→ Written instruction
From the entries below, pull out each line where "Index" appears.
>> START Information provided
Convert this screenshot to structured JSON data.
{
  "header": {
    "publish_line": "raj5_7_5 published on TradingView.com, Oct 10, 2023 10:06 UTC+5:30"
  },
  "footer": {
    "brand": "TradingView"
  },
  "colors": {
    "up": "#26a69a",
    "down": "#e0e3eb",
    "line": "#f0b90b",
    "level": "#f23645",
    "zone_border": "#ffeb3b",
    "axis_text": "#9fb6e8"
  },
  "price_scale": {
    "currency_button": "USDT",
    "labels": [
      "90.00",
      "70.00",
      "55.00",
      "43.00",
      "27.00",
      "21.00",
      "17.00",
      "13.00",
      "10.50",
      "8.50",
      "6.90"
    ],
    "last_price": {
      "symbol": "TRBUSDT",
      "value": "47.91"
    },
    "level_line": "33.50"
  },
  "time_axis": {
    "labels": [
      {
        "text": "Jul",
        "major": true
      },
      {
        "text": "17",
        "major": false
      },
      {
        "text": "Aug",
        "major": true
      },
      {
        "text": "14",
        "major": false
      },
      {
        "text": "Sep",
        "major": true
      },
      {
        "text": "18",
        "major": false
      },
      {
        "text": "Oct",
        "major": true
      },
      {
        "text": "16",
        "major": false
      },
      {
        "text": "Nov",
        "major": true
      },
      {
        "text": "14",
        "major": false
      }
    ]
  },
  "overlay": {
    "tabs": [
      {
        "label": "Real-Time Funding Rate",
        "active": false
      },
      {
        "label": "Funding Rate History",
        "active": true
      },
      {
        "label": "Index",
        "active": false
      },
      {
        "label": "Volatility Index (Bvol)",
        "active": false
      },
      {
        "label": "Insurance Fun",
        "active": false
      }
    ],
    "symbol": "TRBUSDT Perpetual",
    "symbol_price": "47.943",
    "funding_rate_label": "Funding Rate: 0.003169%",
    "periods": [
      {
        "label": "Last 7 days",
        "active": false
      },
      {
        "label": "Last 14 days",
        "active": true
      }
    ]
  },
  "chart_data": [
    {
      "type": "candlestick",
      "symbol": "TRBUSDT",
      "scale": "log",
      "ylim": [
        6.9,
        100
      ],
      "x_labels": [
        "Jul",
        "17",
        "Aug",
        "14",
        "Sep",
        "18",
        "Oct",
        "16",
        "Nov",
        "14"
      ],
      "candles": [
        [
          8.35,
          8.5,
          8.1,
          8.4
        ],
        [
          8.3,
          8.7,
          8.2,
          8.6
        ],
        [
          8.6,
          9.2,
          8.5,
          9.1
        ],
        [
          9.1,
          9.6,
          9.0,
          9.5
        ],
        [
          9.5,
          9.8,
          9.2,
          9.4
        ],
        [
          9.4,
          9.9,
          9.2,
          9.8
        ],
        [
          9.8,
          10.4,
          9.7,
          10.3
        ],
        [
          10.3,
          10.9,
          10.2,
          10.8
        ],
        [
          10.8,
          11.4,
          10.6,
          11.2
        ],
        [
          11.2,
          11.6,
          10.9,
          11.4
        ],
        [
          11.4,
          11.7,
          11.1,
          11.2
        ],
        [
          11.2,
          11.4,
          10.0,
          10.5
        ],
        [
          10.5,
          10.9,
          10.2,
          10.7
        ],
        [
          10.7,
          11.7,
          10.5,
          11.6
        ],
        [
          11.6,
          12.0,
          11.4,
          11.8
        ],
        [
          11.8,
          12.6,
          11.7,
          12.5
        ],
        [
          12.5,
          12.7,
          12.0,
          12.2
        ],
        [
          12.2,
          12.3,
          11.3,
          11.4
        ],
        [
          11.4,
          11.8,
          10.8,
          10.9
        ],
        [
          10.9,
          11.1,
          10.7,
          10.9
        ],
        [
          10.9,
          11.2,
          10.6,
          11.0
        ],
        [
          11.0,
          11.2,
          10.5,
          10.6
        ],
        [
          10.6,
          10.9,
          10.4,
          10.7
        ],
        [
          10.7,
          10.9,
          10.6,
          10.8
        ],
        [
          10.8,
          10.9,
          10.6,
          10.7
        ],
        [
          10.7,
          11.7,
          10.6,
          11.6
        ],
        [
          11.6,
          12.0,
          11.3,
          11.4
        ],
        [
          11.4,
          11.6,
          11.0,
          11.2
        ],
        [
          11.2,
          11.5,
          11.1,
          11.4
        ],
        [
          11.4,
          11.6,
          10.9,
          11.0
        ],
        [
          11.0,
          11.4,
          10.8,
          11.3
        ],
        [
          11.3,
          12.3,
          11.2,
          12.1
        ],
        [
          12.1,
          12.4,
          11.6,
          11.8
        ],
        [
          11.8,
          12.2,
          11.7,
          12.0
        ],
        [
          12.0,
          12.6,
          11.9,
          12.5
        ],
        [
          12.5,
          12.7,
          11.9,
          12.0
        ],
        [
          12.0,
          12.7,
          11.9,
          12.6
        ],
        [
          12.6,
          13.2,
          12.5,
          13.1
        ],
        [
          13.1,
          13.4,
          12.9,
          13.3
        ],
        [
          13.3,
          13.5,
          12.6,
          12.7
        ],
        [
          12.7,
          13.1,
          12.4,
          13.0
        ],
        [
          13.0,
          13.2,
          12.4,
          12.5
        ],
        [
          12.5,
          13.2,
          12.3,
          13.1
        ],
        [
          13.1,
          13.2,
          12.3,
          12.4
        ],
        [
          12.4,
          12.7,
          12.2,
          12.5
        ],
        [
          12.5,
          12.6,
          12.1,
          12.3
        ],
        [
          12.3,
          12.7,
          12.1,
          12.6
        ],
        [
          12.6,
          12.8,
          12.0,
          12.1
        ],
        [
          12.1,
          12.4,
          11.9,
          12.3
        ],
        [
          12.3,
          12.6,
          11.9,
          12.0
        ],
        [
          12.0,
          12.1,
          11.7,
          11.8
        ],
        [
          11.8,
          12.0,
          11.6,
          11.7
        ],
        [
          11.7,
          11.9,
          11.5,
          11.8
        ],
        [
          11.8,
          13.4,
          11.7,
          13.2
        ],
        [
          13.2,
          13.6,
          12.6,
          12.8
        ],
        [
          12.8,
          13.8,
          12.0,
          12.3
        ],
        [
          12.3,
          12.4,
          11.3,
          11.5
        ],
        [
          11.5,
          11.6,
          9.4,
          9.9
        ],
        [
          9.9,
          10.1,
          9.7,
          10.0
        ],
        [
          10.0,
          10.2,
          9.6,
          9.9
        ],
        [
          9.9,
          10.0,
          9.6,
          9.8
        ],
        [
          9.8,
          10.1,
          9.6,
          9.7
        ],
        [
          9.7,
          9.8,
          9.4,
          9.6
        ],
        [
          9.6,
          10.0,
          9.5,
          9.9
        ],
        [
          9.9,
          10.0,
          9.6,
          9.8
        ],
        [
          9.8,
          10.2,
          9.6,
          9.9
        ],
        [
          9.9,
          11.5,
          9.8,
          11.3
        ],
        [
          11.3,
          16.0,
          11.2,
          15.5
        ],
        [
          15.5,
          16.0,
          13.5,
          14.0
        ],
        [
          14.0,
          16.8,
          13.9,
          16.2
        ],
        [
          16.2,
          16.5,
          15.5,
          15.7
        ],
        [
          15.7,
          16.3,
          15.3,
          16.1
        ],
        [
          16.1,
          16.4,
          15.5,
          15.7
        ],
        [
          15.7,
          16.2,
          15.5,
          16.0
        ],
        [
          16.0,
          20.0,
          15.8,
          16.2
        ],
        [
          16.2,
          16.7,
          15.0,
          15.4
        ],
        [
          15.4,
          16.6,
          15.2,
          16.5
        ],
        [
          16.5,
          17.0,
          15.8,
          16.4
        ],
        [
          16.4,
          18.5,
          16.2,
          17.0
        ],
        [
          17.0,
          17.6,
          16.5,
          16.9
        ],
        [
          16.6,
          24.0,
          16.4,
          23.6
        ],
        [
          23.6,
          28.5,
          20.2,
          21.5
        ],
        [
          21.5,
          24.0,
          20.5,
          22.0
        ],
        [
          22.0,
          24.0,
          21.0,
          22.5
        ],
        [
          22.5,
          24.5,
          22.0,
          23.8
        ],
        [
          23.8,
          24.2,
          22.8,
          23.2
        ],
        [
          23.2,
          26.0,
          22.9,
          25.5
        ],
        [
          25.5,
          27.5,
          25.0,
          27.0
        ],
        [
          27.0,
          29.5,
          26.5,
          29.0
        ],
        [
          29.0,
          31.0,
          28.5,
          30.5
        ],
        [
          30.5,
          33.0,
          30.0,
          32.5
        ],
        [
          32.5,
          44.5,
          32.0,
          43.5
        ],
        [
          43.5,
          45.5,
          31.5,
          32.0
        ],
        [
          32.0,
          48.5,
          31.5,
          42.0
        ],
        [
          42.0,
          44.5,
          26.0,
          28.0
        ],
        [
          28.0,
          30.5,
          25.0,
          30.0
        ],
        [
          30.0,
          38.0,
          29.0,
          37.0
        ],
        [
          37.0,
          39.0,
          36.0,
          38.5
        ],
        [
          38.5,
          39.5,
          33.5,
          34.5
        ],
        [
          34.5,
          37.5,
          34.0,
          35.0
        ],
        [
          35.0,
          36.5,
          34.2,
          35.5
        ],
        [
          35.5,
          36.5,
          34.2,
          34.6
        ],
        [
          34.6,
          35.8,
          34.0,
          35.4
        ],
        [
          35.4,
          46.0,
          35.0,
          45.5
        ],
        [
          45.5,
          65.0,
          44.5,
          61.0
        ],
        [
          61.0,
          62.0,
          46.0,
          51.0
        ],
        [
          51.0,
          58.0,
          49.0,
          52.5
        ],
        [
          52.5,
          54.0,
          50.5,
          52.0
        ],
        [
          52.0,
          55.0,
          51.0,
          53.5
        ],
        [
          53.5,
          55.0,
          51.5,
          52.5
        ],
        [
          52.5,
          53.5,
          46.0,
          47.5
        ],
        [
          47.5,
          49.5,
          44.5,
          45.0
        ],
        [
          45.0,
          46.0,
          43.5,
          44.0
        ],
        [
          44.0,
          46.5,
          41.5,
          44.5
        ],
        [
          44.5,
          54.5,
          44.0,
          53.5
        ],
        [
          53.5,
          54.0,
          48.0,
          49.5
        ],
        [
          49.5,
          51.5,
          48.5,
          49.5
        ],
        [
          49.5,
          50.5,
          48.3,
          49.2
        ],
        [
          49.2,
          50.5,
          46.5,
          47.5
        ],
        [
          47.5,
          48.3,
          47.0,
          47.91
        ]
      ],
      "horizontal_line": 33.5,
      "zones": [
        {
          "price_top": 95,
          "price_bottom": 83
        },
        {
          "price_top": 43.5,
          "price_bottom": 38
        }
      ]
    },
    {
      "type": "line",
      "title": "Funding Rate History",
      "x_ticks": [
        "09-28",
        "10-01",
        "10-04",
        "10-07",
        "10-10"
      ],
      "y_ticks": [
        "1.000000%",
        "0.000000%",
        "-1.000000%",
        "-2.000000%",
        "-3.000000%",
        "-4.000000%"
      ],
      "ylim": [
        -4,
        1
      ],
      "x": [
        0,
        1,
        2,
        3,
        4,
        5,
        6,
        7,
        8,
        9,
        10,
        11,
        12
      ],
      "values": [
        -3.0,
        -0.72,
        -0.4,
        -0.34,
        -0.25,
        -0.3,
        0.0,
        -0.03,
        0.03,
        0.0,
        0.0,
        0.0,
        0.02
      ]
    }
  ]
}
>> END Information provided
→ The reply
        "label": "Index",
        "label": "Volatility Index (Bvol)",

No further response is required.